= What the task requires =
Tally the lines in the listing below that include "picture". Answer with the count and nothing more.

= Record set =
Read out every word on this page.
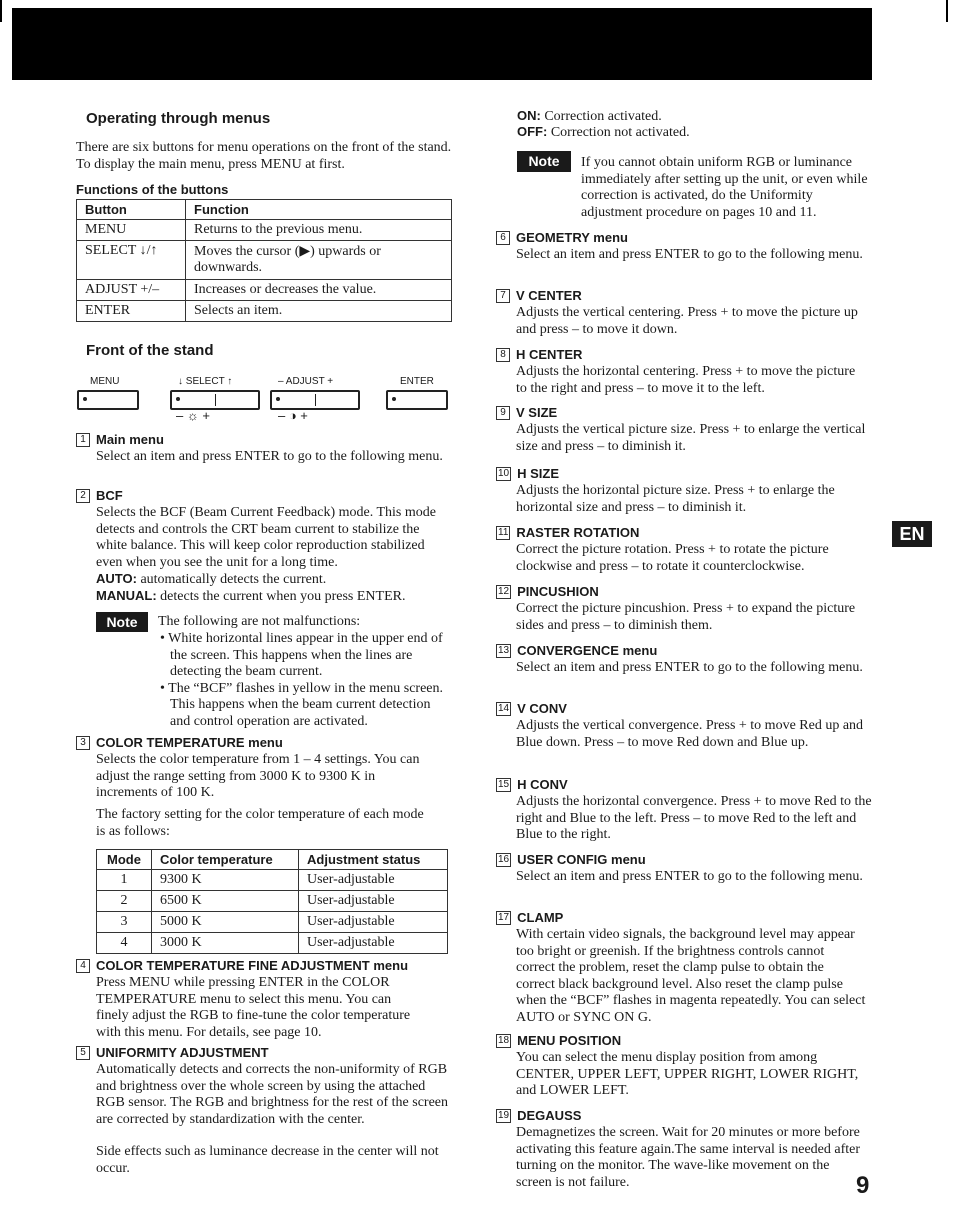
Operating through menus

There are six buttons for menu operations on the front of the stand. To display the main menu, press MENU at first.

Functions of the buttons
Button	Function
MENU	Returns to the previous menu.
SELECT ↓/↑	Moves the cursor (▶) upwards or downwards.
ADJUST +/–	Increases or decreases the value.
ENTER	Selects an item.
Front of the stand
MENU	↓ SELECT ↑	– ADJUST +	ENTER
– ☼ +	– ◑ +
1 Main menu

Select an item and press ENTER to go to the following menu.

2 BCF

Selects the BCF (Beam Current Feedback) mode. This mode detects and controls the CRT beam current to stabilize the white balance. This will keep color reproduction stabilized even when you see the unit for a long time.

AUTO: automatically detects the current.

MANUAL: detects the current when you press ENTER.

Note	The following are not malfunctions:

• White horizontal lines appear in the upper end of the screen. This happens when the lines are detecting the beam current.
• The “BCF” flashes in yellow in the menu screen. This happens when the beam current detection and control operation are activated.
3 COLOR TEMPERATURE menu

Selects the color temperature from 1 – 4 settings. You can adjust the range setting from 3000 K to 9300 K in increments of 100 K.

The factory setting for the color temperature of each mode is as follows:

Mode	Color temperature	Adjustment status
1	9300 K	User-adjustable
2	6500 K	User-adjustable
3	5000 K	User-adjustable
4	3000 K	User-adjustable
4 COLOR TEMPERATURE FINE ADJUSTMENT menu

Press MENU while pressing ENTER in the COLOR TEMPERATURE menu to select this menu. You can finely adjust the RGB to fine-tune the color temperature with this menu. For details, see page 10.

5 UNIFORMITY ADJUSTMENT

Automatically detects and corrects the non-uniformity of RGB and brightness over the whole screen by using the attached RGB sensor. The RGB and brightness for the rest of the screen are corrected by standardization with the center.

Side effects such as luminance decrease in the center will not occur.

ON: Correction activated.

OFF: Correction not activated.

Note	If you cannot obtain uniform RGB or luminance immediately after setting up the unit, or even while correction is activated, do the Uniformity adjustment procedure on pages 10 and 11.

6 GEOMETRY menu

Select an item and press ENTER to go to the following menu.

7 V CENTER

Adjusts the vertical centering. Press + to move the picture up and press – to move it down.

8 H CENTER

Adjusts the horizontal centering. Press + to move the picture to the right and press – to move it to the left.

9 V SIZE

Adjusts the vertical picture size. Press + to enlarge the vertical size and press – to diminish it.

10 H SIZE

Adjusts the horizontal picture size. Press + to enlarge the horizontal size and press – to diminish it.

11 RASTER ROTATION

Correct the picture rotation. Press + to rotate the picture clockwise and press – to rotate it counterclockwise.

12 PINCUSHION

Correct the picture pincushion. Press + to expand the picture sides and press – to diminish them.

13 CONVERGENCE menu

Select an item and press ENTER to go to the following menu.

14 V CONV

Adjusts the vertical convergence. Press + to move Red up and Blue down. Press – to move Red down and Blue up.

15 H CONV

Adjusts the horizontal convergence. Press + to move Red to the right and Blue to the left. Press – to move Red to the left and Blue to the right.

16 USER CONFIG menu

Select an item and press ENTER to go to the following menu.

17 CLAMP

With certain video signals, the background level may appear too bright or greenish. If the brightness controls cannot correct the problem, reset the clamp pulse to obtain the correct black background level. Also reset the clamp pulse when the “BCF” flashes in magenta repeatedly. You can select AUTO or SYNC ON G.

18 MENU POSITION

You can select the menu display position from among CENTER, UPPER LEFT, UPPER RIGHT, LOWER RIGHT, and LOWER LEFT.

19 DEGAUSS

Demagnetizes the screen. Wait for 20 minutes or more before activating this feature again.The same interval is needed after turning on the monitor. The wave-like movement on the screen is not failure.

EN
9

= Solution below =
6